**Problem statement**
Extract each line of the material that follows exactly and omit its pictures.
==============================
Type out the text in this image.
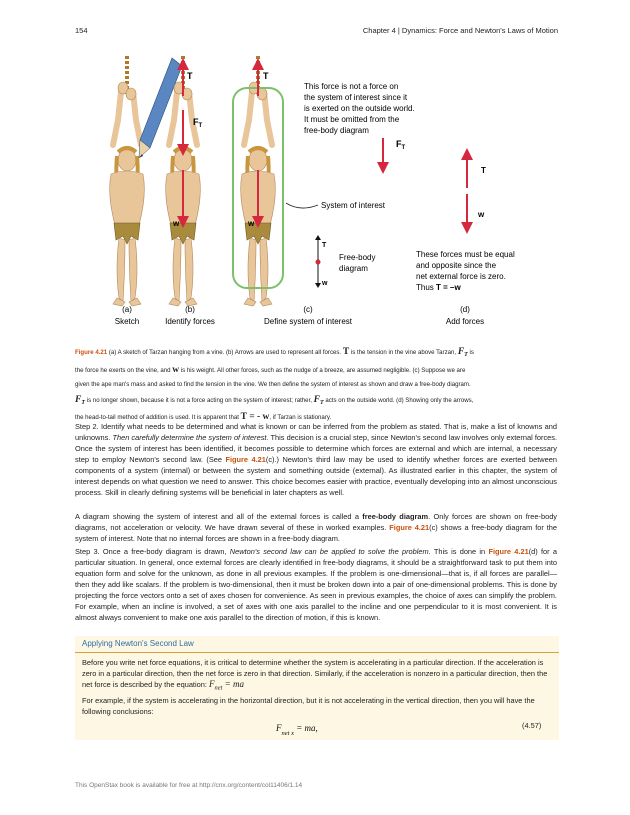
154	Chapter 4 | Dynamics: Force and Newton's Laws of Motion
T
$F_T$
w
T
w
System of interest
T
w
Free-body
diagram
This force is not a force on
the system of interest since it
is exerted on the outside world.
It must be omitted from the
free-body diagram
$F_T$
T
w
These forces must be equal
and opposite since the
net external force is zero.
Thus T = –w
(a)
Sketch
(b)
Identify forces
(c)
Define system of interest
(d)
Add forces
Figure 4.21 (a) A sketch of Tarzan hanging from a vine. (b) Arrows are used to represent all forces. T is the tension in the vine above Tarzan, $F_T$ is
the force he exerts on the vine, and w is his weight. All other forces, such as the nudge of a breeze, are assumed negligible. (c) Suppose we are
given the ape man's mass and asked to find the tension in the vine. We then define the system of interest as shown and draw a free-body diagram.
$F_T$ is no longer shown, because it is not a force acting on the system of interest; rather, $F_T$ acts on the outside world. (d) Showing only the arrows,
the head-to-tail method of addition is used. It is apparent that T = - w, if Tarzan is stationary.

Step 2. Identify what needs to be determined and what is known or can be inferred from the problem as stated. That is, make a list of knowns and unknowns. Then carefully determine the system of interest. This decision is a crucial step, since Newton's second law involves only external forces. Once the system of interest has been identified, it becomes possible to determine which forces are external and which are internal, a necessary step to employ Newton's second law. (See Figure 4.21(c).) Newton's third law may be used to identify whether forces are exerted between components of a system (internal) or between the system and something outside (external). As illustrated earlier in this chapter, the system of interest depends on what question we need to answer. This choice becomes easier with practice, eventually developing into an almost unconscious process. Skill in clearly defining systems will be beneficial in later chapters as well.

A diagram showing the system of interest and all of the external forces is called a free-body diagram. Only forces are shown on free-body diagrams, not acceleration or velocity. We have drawn several of these in worked examples. Figure 4.21(c) shows a free-body diagram for the system of interest. Note that no internal forces are shown in a free-body diagram.

Step 3. Once a free-body diagram is drawn, Newton's second law can be applied to solve the problem. This is done in Figure 4.21(d) for a particular situation. In general, once external forces are clearly identified in free-body diagrams, it should be a straightforward task to put them into equation form and solve for the unknown, as done in all previous examples. If the problem is one-dimensional—that is, if all forces are parallel—then they add like scalars. If the problem is two-dimensional, then it must be broken down into a pair of one-dimensional problems. This is done by projecting the force vectors onto a set of axes chosen for convenience. As seen in previous examples, the choice of axes can simplify the problem. For example, when an incline is involved, a set of axes with one axis parallel to the incline and one perpendicular to it is most convenient. It is almost always convenient to make one axis parallel to the direction of motion, if this is known.

Applying Newton's Second Law

Before you write net force equations, it is critical to determine whether the system is accelerating in a particular direction. If the acceleration is zero in a particular direction, then the net force is zero in that direction. Similarly, if the acceleration is nonzero in a particular direction, then the net force is described by the equation: $F_{net}$ = ma

For example, if the system is accelerating in the horizontal direction, but it is not accelerating in the vertical direction, then you will have the following conclusions:

$F_{net x}$ = ma,	(4.57)
This OpenStax book is available for free at http://cnx.org/content/col11406/1.14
==============================
**Written reply**
Type out the text in this image.
154	Chapter 4 | Dynamics: Force and Newton's Laws of Motion
T
$F_T$
w
T
w
System of interest
T
w
Free-body
diagram
This force is not a force on
the system of interest since it
is exerted on the outside world.
It must be omitted from the
free-body diagram
$F_T$
T
w
These forces must be equal
and opposite since the
net external force is zero.
Thus T = –w
(a)
Sketch
(b)
Identify forces
(c)
Define system of interest
(d)
Add forces
Figure 4.21 (a) A sketch of Tarzan hanging from a vine. (b) Arrows are used to represent all forces. T is the tension in the vine above Tarzan, $F_T$ is
the force he exerts on the vine, and w is his weight. All other forces, such as the nudge of a breeze, are assumed negligible. (c) Suppose we are
given the ape man's mass and asked to find the tension in the vine. We then define the system of interest as shown and draw a free-body diagram.
$F_T$ is no longer shown, because it is not a force acting on the system of interest; rather, $F_T$ acts on the outside world. (d) Showing only the arrows,
the head-to-tail method of addition is used. It is apparent that T = - w, if Tarzan is stationary.

Step 2. Identify what needs to be determined and what is known or can be inferred from the problem as stated. That is, make a list of knowns and unknowns. Then carefully determine the system of interest. This decision is a crucial step, since Newton's second law involves only external forces. Once the system of interest has been identified, it becomes possible to determine which forces are external and which are internal, a necessary step to employ Newton's second law. (See Figure 4.21(c).) Newton's third law may be used to identify whether forces are exerted between components of a system (internal) or between the system and something outside (external). As illustrated earlier in this chapter, the system of interest depends on what question we need to answer. This choice becomes easier with practice, eventually developing into an almost unconscious process. Skill in clearly defining systems will be beneficial in later chapters as well.

A diagram showing the system of interest and all of the external forces is called a free-body diagram. Only forces are shown on free-body diagrams, not acceleration or velocity. We have drawn several of these in worked examples. Figure 4.21(c) shows a free-body diagram for the system of interest. Note that no internal forces are shown in a free-body diagram.

Step 3. Once a free-body diagram is drawn, Newton's second law can be applied to solve the problem. This is done in Figure 4.21(d) for a particular situation. In general, once external forces are clearly identified in free-body diagrams, it should be a straightforward task to put them into equation form and solve for the unknown, as done in all previous examples. If the problem is one-dimensional—that is, if all forces are parallel—then they add like scalars. If the problem is two-dimensional, then it must be broken down into a pair of one-dimensional problems. This is done by projecting the force vectors onto a set of axes chosen for convenience. As seen in previous examples, the choice of axes can simplify the problem. For example, when an incline is involved, a set of axes with one axis parallel to the incline and one perpendicular to it is most convenient. It is almost always convenient to make one axis parallel to the direction of motion, if this is known.

Applying Newton's Second Law

Before you write net force equations, it is critical to determine whether the system is accelerating in a particular direction. If the acceleration is zero in a particular direction, then the net force is zero in that direction. Similarly, if the acceleration is nonzero in a particular direction, then the net force is described by the equation: $F_{net}$ = ma

For example, if the system is accelerating in the horizontal direction, but it is not accelerating in the vertical direction, then you will have the following conclusions:

$F_{net x}$ = ma,	(4.57)
This OpenStax book is available for free at http://cnx.org/content/col11406/1.14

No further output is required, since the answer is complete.